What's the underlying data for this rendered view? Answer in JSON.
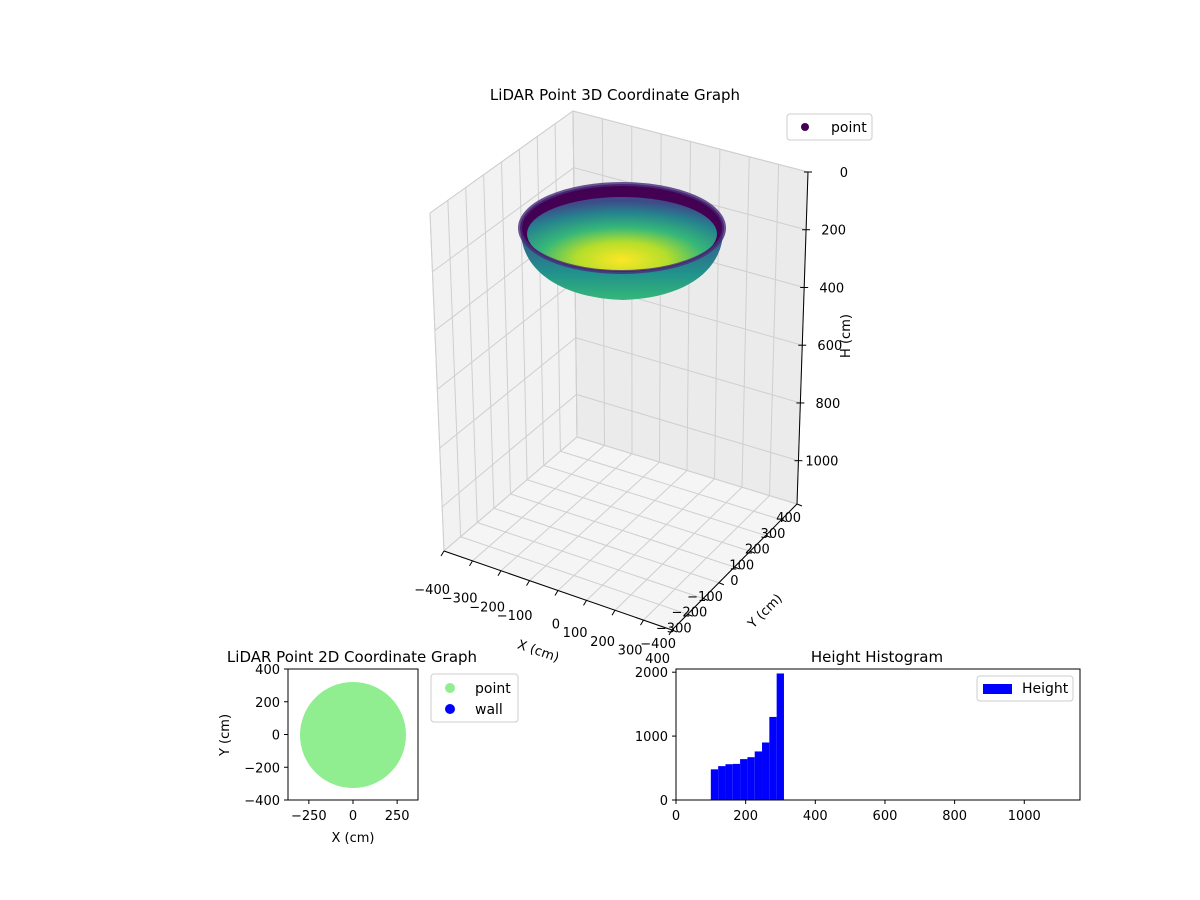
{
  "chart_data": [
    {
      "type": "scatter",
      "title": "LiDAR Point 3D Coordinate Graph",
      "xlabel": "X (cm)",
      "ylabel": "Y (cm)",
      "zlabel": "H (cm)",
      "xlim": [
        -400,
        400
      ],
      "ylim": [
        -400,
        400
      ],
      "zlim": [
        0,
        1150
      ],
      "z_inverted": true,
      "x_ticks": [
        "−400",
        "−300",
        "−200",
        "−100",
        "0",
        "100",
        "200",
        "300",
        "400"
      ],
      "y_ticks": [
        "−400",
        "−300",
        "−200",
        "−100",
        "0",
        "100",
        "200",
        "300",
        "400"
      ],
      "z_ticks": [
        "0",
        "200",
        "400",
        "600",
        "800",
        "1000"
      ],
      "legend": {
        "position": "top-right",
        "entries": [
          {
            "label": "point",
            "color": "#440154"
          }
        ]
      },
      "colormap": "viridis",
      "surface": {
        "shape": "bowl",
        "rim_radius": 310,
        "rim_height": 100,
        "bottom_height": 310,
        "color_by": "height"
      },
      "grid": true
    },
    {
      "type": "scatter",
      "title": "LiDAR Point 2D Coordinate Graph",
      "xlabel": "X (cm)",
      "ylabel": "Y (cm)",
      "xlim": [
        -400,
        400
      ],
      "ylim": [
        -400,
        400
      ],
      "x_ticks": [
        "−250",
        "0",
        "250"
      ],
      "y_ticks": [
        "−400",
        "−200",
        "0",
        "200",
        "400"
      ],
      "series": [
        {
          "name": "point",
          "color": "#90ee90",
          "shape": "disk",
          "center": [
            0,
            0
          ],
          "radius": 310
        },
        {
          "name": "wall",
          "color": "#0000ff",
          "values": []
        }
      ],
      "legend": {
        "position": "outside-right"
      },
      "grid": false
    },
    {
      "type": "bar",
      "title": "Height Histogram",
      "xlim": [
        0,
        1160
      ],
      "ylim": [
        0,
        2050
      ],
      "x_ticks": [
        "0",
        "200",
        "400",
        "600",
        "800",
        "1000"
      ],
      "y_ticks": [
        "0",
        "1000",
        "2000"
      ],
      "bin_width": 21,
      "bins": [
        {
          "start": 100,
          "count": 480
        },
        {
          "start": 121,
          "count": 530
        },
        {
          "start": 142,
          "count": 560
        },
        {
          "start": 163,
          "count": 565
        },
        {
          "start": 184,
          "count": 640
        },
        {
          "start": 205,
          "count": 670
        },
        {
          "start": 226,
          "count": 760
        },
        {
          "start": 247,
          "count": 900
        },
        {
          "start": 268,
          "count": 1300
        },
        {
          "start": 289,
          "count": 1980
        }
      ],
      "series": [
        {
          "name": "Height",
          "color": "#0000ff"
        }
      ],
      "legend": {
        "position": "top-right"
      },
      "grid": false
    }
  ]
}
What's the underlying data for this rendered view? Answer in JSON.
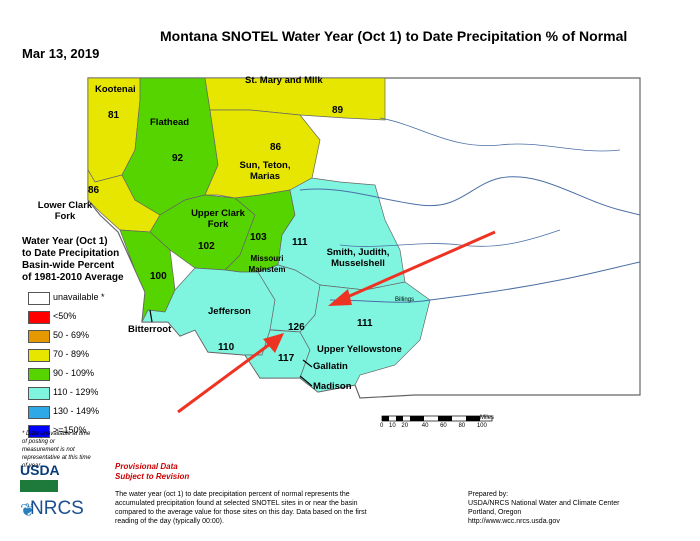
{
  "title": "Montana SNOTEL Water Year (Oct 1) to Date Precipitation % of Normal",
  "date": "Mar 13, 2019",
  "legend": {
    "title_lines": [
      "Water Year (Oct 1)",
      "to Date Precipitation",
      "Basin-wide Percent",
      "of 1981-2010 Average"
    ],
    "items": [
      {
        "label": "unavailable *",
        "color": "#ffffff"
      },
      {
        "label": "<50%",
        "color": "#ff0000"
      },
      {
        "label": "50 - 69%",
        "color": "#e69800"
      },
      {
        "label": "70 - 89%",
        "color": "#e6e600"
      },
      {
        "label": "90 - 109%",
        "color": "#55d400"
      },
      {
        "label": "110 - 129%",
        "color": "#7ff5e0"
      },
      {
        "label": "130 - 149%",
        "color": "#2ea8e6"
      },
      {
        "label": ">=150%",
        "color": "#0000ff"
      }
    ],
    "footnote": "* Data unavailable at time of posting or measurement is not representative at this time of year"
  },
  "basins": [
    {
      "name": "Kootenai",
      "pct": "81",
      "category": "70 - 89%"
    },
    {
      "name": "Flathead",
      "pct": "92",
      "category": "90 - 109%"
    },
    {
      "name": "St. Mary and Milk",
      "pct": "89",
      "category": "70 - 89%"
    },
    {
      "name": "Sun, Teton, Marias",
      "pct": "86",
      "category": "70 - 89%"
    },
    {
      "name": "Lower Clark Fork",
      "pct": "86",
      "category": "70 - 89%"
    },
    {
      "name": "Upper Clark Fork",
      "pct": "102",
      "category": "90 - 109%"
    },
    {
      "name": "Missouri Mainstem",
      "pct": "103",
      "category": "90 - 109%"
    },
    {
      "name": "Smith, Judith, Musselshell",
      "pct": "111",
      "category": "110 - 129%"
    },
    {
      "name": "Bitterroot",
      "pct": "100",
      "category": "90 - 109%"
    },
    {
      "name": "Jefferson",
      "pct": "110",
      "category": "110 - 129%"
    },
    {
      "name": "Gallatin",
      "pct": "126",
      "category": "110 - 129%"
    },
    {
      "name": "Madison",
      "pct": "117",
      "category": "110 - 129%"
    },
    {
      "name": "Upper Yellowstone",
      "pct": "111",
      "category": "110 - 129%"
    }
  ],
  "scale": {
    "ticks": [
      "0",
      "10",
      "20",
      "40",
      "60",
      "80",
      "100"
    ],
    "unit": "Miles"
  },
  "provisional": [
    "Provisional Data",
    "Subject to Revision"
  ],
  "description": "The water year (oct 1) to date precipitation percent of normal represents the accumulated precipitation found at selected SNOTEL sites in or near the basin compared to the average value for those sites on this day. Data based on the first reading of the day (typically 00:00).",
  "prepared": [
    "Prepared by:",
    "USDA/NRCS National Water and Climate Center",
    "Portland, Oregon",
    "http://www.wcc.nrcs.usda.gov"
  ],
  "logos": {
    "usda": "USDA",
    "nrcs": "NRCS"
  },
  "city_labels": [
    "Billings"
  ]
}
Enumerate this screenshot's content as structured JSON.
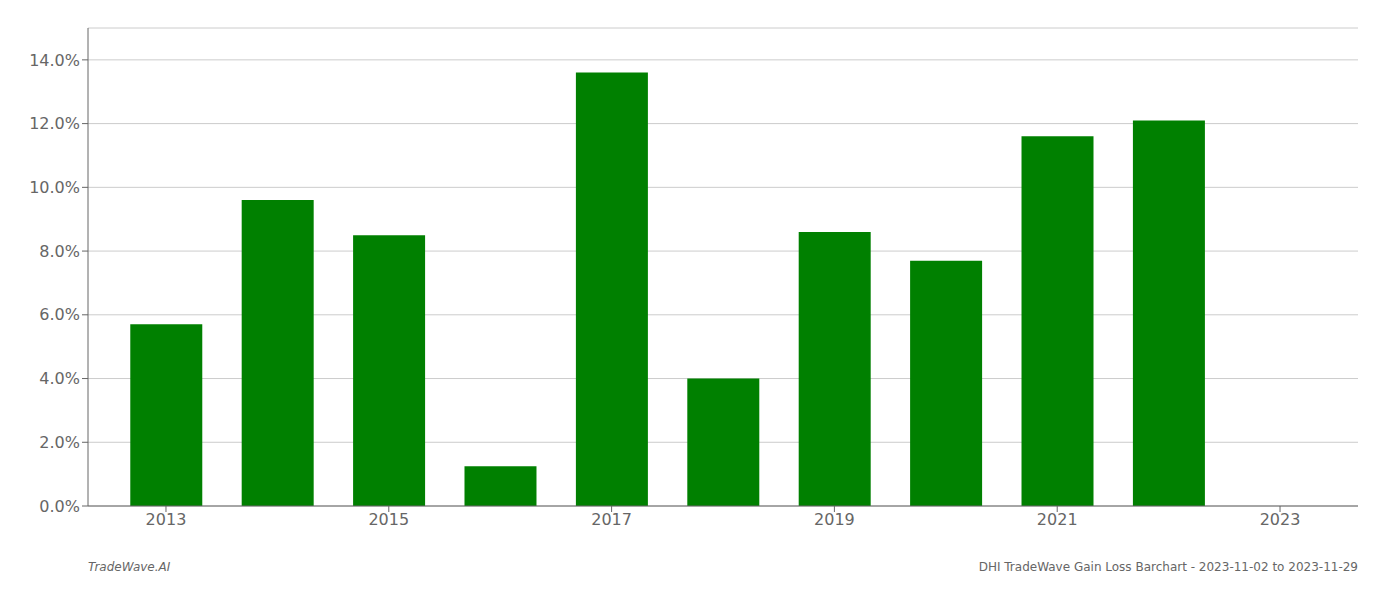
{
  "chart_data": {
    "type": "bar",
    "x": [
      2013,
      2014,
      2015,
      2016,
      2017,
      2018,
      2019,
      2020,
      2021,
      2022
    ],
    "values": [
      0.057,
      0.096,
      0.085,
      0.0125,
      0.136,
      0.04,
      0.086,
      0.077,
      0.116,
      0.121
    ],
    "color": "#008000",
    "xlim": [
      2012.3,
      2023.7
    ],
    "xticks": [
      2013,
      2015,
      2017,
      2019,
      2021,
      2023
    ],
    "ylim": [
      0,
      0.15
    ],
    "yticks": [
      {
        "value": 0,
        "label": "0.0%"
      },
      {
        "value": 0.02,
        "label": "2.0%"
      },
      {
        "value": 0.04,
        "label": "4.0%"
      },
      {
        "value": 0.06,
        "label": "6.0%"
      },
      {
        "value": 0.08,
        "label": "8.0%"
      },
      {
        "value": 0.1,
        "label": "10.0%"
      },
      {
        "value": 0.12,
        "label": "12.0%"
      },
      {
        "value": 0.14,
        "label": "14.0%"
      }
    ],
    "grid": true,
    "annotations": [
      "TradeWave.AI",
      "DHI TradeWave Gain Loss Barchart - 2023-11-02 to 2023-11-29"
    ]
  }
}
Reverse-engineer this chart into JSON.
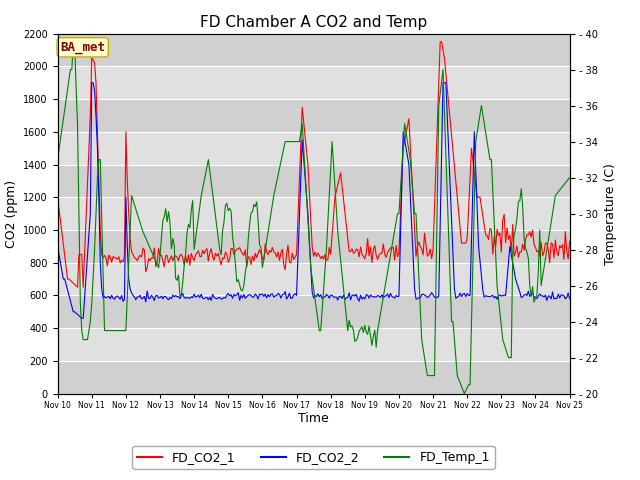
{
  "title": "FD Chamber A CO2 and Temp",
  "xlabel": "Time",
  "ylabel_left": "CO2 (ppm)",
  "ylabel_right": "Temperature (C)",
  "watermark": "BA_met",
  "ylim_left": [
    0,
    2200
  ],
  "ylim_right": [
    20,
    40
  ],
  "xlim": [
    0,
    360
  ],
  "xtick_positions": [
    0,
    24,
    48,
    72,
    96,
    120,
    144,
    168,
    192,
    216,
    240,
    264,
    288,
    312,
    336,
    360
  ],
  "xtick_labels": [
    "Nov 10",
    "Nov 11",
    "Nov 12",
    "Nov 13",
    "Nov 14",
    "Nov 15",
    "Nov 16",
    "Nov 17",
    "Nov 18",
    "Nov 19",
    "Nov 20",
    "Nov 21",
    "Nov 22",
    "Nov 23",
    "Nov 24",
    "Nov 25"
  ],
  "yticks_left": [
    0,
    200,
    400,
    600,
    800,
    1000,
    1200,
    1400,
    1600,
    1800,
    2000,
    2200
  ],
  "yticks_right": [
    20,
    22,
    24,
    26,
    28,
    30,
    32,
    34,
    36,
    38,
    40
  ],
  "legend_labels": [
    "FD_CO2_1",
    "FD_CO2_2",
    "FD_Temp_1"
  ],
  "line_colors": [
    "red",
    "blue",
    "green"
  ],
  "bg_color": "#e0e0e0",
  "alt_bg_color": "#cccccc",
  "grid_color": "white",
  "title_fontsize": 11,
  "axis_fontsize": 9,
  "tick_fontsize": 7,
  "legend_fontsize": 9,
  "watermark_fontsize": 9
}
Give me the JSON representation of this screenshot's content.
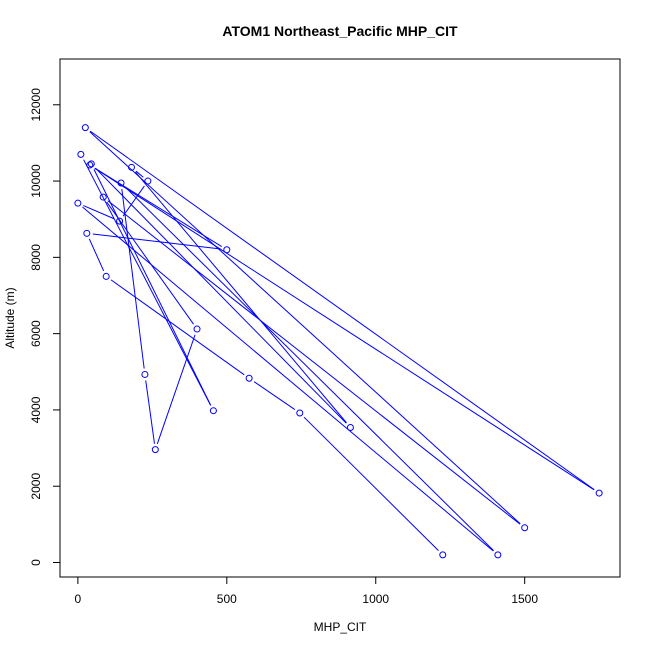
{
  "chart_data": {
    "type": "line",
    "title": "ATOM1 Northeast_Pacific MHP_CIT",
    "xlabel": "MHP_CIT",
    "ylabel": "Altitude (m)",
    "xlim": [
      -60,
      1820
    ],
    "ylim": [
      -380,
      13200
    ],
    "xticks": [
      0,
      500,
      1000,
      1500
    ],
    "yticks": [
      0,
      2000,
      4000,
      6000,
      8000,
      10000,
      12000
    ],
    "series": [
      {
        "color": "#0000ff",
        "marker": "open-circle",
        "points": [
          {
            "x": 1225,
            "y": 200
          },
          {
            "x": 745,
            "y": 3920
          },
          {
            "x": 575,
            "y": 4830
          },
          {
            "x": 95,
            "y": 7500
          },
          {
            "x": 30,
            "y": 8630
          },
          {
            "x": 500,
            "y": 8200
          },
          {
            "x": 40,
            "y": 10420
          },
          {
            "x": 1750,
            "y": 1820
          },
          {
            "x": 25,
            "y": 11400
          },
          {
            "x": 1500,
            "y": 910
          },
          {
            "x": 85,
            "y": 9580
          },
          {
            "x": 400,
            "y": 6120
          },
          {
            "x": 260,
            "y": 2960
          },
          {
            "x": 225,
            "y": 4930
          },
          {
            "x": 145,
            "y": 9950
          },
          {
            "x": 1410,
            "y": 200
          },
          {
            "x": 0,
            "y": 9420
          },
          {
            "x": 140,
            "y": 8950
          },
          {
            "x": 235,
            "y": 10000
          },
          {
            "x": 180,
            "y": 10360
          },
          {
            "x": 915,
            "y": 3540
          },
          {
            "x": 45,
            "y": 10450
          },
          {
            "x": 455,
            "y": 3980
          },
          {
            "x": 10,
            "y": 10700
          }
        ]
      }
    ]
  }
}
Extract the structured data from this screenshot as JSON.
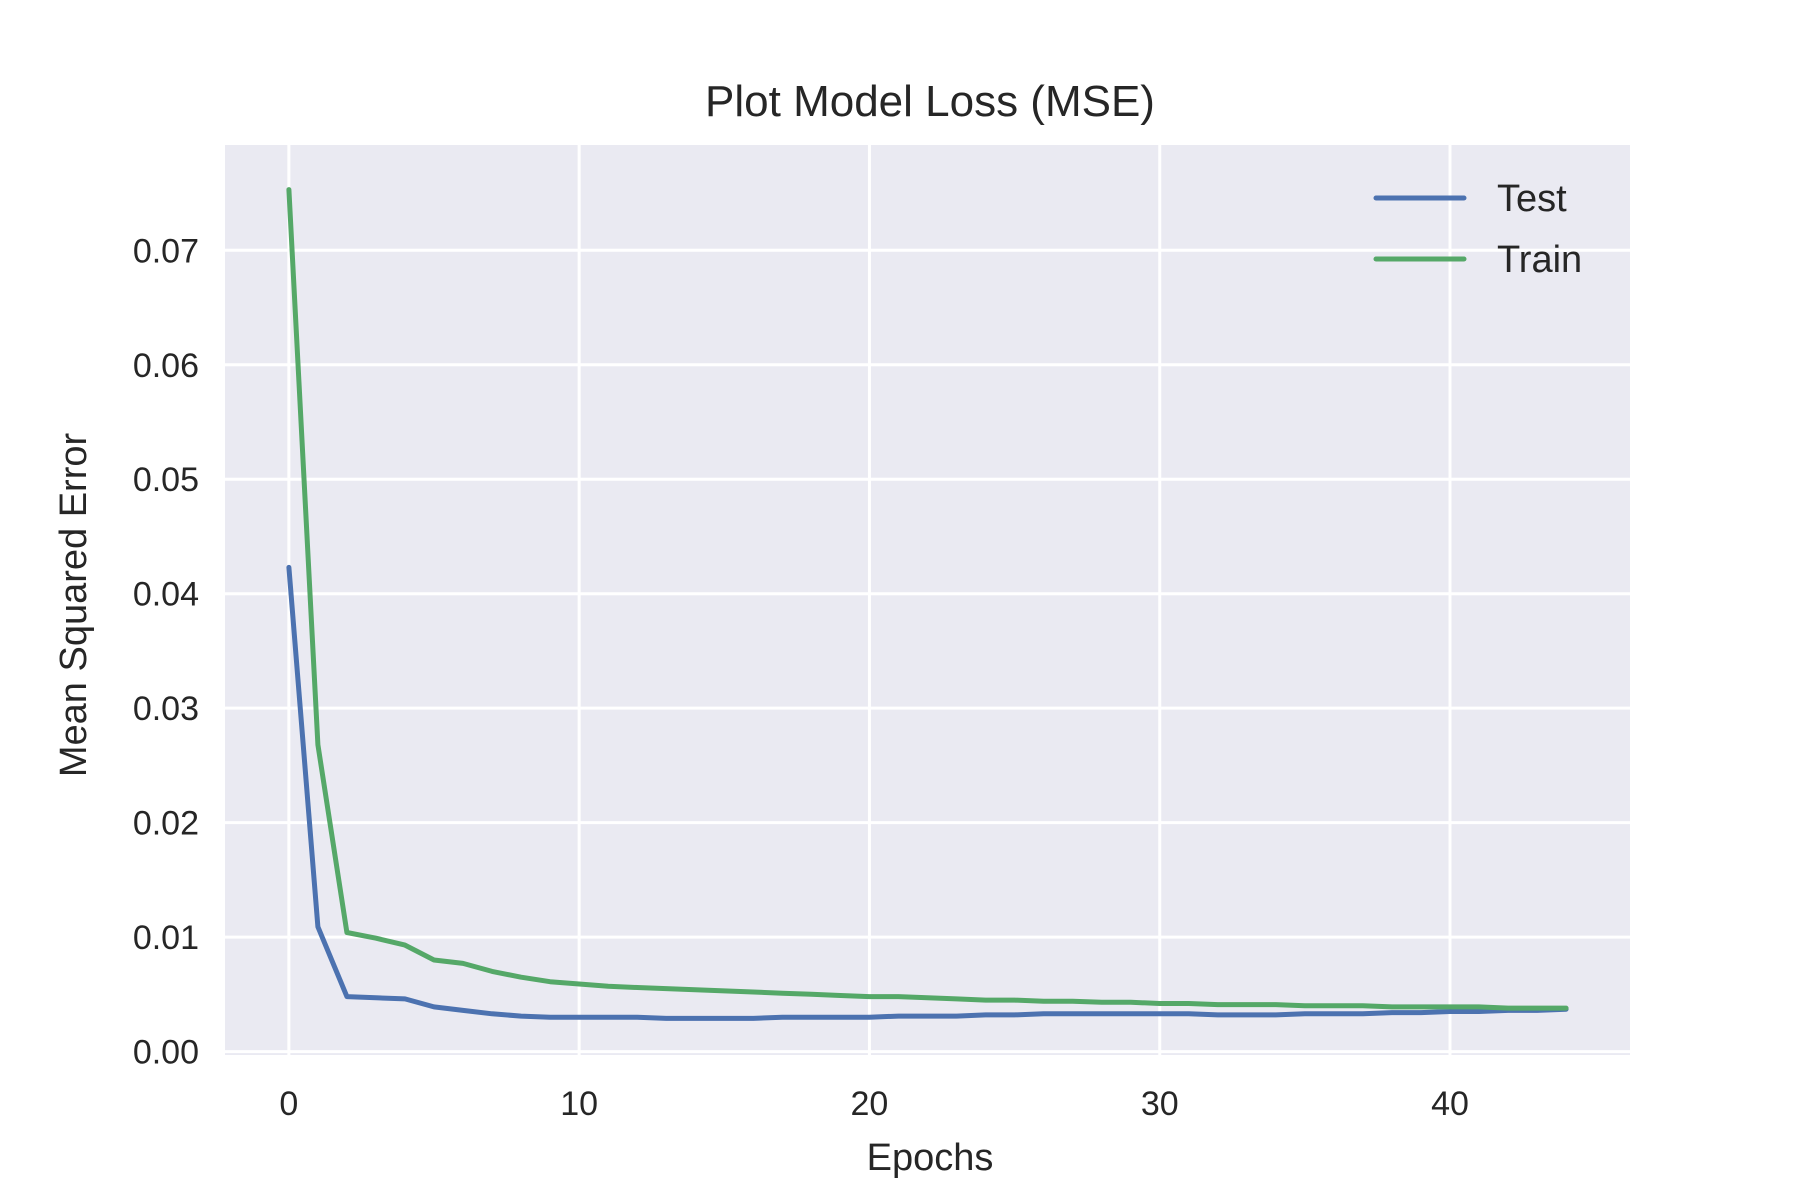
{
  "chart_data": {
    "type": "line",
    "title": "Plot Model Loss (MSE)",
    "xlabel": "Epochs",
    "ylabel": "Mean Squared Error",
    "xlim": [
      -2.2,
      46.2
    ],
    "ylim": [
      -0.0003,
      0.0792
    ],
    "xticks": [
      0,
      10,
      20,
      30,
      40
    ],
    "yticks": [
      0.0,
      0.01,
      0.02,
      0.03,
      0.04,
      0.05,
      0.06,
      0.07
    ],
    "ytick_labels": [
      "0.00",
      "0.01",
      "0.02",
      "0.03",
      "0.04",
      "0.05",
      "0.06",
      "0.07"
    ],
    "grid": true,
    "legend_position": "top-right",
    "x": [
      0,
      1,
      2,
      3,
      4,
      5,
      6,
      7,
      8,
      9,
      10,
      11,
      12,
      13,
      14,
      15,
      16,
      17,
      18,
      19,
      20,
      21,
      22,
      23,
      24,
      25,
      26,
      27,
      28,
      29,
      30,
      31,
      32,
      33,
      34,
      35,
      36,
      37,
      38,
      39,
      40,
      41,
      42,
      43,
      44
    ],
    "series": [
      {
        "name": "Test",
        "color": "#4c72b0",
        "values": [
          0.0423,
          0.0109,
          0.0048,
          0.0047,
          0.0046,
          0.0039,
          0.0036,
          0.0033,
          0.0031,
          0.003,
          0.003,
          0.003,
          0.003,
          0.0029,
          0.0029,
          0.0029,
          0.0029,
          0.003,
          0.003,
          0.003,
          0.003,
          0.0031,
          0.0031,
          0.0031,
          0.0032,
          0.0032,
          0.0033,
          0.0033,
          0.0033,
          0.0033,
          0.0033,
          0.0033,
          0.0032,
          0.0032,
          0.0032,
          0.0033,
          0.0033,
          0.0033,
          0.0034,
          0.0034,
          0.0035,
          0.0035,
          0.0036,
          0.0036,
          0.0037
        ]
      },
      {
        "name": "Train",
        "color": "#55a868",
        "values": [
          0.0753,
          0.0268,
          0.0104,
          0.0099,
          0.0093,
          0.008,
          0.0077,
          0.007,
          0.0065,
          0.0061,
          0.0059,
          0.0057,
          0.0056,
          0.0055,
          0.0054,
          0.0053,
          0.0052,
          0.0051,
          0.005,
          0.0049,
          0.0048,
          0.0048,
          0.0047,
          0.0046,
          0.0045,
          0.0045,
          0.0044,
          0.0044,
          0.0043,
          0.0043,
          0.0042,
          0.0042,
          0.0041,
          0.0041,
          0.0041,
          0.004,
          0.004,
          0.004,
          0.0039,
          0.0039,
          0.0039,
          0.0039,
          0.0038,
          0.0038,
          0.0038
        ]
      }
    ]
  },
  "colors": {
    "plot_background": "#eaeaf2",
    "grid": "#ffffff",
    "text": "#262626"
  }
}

..............................

● The exercise:
Note how many lines in the material hold the word "Coordinate", and give that number with nothing added.

● Output for this task:
2